++++ Dataset records ++++

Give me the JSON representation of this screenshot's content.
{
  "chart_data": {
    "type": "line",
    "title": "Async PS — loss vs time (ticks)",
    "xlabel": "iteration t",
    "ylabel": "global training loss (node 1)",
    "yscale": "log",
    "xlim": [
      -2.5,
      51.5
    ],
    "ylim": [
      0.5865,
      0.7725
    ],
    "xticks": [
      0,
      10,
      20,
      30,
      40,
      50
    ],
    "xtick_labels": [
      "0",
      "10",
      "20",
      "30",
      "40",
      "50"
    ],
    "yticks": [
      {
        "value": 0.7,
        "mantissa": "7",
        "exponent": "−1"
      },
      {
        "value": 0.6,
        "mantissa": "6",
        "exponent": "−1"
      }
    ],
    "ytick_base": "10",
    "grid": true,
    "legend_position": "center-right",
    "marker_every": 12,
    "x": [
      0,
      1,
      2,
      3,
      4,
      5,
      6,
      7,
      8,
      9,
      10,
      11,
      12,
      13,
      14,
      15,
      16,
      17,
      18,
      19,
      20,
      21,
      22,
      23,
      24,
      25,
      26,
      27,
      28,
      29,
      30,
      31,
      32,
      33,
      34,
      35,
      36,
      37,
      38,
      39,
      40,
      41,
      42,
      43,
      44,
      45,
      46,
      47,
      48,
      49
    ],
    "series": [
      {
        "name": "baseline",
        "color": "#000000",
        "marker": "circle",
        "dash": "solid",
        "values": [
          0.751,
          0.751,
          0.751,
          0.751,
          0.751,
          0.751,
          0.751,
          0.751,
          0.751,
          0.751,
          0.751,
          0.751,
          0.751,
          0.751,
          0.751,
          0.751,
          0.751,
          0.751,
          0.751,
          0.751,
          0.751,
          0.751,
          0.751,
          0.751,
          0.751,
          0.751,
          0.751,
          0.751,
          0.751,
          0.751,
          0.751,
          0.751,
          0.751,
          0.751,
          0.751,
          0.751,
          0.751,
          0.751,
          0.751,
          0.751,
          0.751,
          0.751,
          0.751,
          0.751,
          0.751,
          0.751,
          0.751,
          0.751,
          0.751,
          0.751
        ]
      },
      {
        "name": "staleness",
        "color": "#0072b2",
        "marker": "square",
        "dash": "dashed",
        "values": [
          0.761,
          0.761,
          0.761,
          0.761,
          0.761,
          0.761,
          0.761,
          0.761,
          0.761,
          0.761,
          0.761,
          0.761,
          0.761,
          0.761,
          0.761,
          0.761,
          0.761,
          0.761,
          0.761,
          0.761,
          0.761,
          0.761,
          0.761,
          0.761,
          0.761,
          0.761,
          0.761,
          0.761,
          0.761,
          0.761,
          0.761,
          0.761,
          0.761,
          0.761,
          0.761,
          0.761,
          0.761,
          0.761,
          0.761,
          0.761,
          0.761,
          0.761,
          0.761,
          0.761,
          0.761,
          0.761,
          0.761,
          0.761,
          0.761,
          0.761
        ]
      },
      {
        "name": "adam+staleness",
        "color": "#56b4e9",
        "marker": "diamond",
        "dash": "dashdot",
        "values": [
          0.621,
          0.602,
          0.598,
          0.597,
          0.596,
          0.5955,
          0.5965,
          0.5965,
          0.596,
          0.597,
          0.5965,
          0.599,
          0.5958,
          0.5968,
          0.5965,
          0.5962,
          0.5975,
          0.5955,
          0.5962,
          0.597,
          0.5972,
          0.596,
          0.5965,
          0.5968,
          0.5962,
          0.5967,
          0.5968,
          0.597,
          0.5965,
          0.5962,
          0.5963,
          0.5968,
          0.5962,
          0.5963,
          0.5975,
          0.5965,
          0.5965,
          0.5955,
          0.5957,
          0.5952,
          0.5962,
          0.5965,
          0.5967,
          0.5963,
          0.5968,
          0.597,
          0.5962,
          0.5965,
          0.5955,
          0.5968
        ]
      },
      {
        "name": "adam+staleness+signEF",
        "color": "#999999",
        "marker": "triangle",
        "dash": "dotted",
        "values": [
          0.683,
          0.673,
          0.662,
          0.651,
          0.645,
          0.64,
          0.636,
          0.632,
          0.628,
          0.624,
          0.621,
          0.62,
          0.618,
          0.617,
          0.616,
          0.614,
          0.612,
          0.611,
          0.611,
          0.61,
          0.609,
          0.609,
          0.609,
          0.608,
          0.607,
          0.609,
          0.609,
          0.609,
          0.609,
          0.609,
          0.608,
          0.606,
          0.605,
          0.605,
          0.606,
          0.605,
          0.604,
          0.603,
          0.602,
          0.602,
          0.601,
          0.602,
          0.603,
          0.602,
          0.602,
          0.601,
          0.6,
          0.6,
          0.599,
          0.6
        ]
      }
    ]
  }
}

++++

Reproduce each line of the material above precisely.

Give me the JSON representation of this screenshot's content.
{
  "chart_data": {
    "type": "line",
    "title": "Async PS — loss vs time (ticks)",
    "xlabel": "iteration t",
    "ylabel": "global training loss (node 1)",
    "yscale": "log",
    "xlim": [
      -2.5,
      51.5
    ],
    "ylim": [
      0.5865,
      0.7725
    ],
    "xticks": [
      0,
      10,
      20,
      30,
      40,
      50
    ],
    "xtick_labels": [
      "0",
      "10",
      "20",
      "30",
      "40",
      "50"
    ],
    "yticks": [
      {
        "value": 0.7,
        "mantissa": "7",
        "exponent": "−1"
      },
      {
        "value": 0.6,
        "mantissa": "6",
        "exponent": "−1"
      }
    ],
    "ytick_base": "10",
    "grid": true,
    "legend_position": "center-right",
    "marker_every": 12,
    "x": [
      0,
      1,
      2,
      3,
      4,
      5,
      6,
      7,
      8,
      9,
      10,
      11,
      12,
      13,
      14,
      15,
      16,
      17,
      18,
      19,
      20,
      21,
      22,
      23,
      24,
      25,
      26,
      27,
      28,
      29,
      30,
      31,
      32,
      33,
      34,
      35,
      36,
      37,
      38,
      39,
      40,
      41,
      42,
      43,
      44,
      45,
      46,
      47,
      48,
      49
    ],
    "series": [
      {
        "name": "baseline",
        "color": "#000000",
        "marker": "circle",
        "dash": "solid",
        "values": [
          0.751,
          0.751,
          0.751,
          0.751,
          0.751,
          0.751,
          0.751,
          0.751,
          0.751,
          0.751,
          0.751,
          0.751,
          0.751,
          0.751,
          0.751,
          0.751,
          0.751,
          0.751,
          0.751,
          0.751,
          0.751,
          0.751,
          0.751,
          0.751,
          0.751,
          0.751,
          0.751,
          0.751,
          0.751,
          0.751,
          0.751,
          0.751,
          0.751,
          0.751,
          0.751,
          0.751,
          0.751,
          0.751,
          0.751,
          0.751,
          0.751,
          0.751,
          0.751,
          0.751,
          0.751,
          0.751,
          0.751,
          0.751,
          0.751,
          0.751
        ]
      },
      {
        "name": "staleness",
        "color": "#0072b2",
        "marker": "square",
        "dash": "dashed",
        "values": [
          0.761,
          0.761,
          0.761,
          0.761,
          0.761,
          0.761,
          0.761,
          0.761,
          0.761,
          0.761,
          0.761,
          0.761,
          0.761,
          0.761,
          0.761,
          0.761,
          0.761,
          0.761,
          0.761,
          0.761,
          0.761,
          0.761,
          0.761,
          0.761,
          0.761,
          0.761,
          0.761,
          0.761,
          0.761,
          0.761,
          0.761,
          0.761,
          0.761,
          0.761,
          0.761,
          0.761,
          0.761,
          0.761,
          0.761,
          0.761,
          0.761,
          0.761,
          0.761,
          0.761,
          0.761,
          0.761,
          0.761,
          0.761,
          0.761,
          0.761
        ]
      },
      {
        "name": "adam+staleness",
        "color": "#56b4e9",
        "marker": "diamond",
        "dash": "dashdot",
        "values": [
          0.621,
          0.602,
          0.598,
          0.597,
          0.596,
          0.5955,
          0.5965,
          0.5965,
          0.596,
          0.597,
          0.5965,
          0.599,
          0.5958,
          0.5968,
          0.5965,
          0.5962,
          0.5975,
          0.5955,
          0.5962,
          0.597,
          0.5972,
          0.596,
          0.5965,
          0.5968,
          0.5962,
          0.5967,
          0.5968,
          0.597,
          0.5965,
          0.5962,
          0.5963,
          0.5968,
          0.5962,
          0.5963,
          0.5975,
          0.5965,
          0.5965,
          0.5955,
          0.5957,
          0.5952,
          0.5962,
          0.5965,
          0.5967,
          0.5963,
          0.5968,
          0.597,
          0.5962,
          0.5965,
          0.5955,
          0.5968
        ]
      },
      {
        "name": "adam+staleness+signEF",
        "color": "#999999",
        "marker": "triangle",
        "dash": "dotted",
        "values": [
          0.683,
          0.673,
          0.662,
          0.651,
          0.645,
          0.64,
          0.636,
          0.632,
          0.628,
          0.624,
          0.621,
          0.62,
          0.618,
          0.617,
          0.616,
          0.614,
          0.612,
          0.611,
          0.611,
          0.61,
          0.609,
          0.609,
          0.609,
          0.608,
          0.607,
          0.609,
          0.609,
          0.609,
          0.609,
          0.609,
          0.608,
          0.606,
          0.605,
          0.605,
          0.606,
          0.605,
          0.604,
          0.603,
          0.602,
          0.602,
          0.601,
          0.602,
          0.603,
          0.602,
          0.602,
          0.601,
          0.6,
          0.6,
          0.599,
          0.6
        ]
      }
    ]
  }
}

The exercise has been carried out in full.